• JOB:
Separate out the lines that hold "value".
—————
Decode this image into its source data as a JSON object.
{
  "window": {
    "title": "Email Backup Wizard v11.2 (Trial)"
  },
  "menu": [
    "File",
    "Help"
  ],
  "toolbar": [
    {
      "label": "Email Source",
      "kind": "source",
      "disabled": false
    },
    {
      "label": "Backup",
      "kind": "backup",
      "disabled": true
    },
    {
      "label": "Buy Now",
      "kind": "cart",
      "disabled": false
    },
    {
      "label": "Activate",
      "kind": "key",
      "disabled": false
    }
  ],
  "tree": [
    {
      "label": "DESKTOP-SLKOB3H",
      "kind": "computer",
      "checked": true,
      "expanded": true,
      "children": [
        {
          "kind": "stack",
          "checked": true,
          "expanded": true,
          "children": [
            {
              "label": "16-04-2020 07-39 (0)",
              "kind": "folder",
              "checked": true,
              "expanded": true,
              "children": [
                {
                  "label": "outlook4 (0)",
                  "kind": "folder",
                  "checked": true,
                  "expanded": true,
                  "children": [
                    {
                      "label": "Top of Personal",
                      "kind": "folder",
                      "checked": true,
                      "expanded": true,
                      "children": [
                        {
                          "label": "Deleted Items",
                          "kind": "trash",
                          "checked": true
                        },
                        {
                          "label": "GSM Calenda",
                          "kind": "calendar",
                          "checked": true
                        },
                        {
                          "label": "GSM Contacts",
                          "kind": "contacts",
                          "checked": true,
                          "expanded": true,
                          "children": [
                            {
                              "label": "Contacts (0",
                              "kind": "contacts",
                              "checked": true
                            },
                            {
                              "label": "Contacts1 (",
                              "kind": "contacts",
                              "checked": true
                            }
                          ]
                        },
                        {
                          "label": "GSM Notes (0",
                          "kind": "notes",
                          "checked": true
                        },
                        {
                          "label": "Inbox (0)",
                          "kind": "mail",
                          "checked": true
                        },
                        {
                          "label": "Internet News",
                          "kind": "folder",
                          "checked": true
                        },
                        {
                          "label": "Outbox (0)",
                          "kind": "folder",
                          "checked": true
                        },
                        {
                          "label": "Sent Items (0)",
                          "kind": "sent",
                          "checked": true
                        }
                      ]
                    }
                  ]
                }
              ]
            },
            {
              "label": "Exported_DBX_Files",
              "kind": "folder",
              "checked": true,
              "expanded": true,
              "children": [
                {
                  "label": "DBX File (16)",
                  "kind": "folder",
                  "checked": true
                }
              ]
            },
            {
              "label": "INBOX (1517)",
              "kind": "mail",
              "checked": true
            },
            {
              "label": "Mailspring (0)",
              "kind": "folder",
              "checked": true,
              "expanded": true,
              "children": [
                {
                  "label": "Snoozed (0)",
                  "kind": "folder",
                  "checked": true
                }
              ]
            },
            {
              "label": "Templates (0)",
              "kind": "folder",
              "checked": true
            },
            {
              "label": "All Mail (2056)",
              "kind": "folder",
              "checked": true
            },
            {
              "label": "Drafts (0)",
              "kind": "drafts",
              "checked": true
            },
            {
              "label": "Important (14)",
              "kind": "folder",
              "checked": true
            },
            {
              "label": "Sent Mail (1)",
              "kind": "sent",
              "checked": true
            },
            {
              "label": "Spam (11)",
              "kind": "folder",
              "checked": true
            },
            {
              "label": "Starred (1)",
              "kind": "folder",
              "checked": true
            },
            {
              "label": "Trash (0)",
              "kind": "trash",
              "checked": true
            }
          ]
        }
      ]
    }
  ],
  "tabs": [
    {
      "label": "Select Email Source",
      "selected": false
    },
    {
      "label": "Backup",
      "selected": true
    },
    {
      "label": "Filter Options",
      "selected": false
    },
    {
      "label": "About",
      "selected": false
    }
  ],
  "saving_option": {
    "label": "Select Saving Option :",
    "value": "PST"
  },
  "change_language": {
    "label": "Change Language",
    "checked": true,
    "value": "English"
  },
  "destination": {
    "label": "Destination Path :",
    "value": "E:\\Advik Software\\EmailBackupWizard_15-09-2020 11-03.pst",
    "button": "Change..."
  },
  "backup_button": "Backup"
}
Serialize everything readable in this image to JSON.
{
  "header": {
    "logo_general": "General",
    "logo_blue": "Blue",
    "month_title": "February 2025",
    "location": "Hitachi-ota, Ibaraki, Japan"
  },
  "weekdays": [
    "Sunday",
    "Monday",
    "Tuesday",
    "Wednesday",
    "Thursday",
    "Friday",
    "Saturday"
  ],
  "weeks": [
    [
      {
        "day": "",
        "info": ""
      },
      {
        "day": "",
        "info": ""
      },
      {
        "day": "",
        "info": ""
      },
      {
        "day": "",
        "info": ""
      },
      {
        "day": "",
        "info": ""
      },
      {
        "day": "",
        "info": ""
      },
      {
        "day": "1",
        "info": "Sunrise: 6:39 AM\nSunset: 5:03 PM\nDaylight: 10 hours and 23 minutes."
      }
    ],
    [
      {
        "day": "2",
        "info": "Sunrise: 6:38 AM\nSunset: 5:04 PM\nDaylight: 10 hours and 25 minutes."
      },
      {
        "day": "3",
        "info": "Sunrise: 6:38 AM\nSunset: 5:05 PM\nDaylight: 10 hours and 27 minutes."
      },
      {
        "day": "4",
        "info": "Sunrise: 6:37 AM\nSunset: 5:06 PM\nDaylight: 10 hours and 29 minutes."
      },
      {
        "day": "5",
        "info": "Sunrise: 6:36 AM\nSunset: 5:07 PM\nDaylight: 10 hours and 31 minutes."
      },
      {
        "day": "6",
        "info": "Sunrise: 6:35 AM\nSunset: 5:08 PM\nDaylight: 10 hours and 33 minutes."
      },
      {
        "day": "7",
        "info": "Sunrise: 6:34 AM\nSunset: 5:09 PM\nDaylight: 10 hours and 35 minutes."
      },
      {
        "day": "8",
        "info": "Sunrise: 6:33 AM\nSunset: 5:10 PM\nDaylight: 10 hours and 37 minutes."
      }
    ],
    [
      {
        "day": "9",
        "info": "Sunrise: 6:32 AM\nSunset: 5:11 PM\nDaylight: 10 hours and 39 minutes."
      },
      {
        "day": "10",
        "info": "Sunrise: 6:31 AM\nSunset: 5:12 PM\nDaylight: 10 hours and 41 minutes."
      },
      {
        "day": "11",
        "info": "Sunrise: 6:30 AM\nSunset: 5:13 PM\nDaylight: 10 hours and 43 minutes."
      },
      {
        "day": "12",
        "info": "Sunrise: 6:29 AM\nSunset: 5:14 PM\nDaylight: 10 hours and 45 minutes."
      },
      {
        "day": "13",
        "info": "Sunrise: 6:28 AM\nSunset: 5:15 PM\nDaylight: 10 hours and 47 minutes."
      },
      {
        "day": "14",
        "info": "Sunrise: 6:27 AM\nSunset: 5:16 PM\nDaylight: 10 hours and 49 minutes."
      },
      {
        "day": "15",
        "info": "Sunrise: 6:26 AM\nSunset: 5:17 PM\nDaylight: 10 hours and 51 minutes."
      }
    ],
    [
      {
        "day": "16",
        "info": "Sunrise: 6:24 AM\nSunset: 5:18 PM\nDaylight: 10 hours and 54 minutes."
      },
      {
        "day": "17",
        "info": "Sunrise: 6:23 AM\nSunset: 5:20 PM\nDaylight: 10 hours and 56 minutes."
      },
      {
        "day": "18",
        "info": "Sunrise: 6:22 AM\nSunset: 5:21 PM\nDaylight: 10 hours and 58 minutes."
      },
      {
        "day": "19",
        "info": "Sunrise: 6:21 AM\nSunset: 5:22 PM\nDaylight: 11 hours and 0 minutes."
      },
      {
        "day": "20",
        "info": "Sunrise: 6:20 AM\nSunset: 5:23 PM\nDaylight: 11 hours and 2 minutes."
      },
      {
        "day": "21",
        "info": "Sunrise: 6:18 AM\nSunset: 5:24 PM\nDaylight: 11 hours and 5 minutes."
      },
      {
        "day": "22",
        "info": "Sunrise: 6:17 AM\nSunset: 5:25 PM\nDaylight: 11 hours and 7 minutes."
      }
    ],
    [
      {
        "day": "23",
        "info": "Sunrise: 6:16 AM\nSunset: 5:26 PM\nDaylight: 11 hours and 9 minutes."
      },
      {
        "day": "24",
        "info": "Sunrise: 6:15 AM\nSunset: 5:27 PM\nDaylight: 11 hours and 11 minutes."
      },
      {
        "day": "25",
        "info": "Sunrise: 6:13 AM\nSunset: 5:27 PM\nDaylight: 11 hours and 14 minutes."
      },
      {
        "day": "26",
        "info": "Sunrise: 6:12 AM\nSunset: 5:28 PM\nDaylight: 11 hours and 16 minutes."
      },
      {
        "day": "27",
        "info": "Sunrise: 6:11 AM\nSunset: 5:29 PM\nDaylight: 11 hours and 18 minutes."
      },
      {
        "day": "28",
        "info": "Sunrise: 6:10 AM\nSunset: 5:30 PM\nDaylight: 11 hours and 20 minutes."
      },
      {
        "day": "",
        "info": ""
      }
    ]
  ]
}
—————
• RESPONSE:
    "value": "PST"
    "value": "English"
    "value": "E:\\Advik Software\\EmailBackupWizard_15-09-2020 11-03.pst",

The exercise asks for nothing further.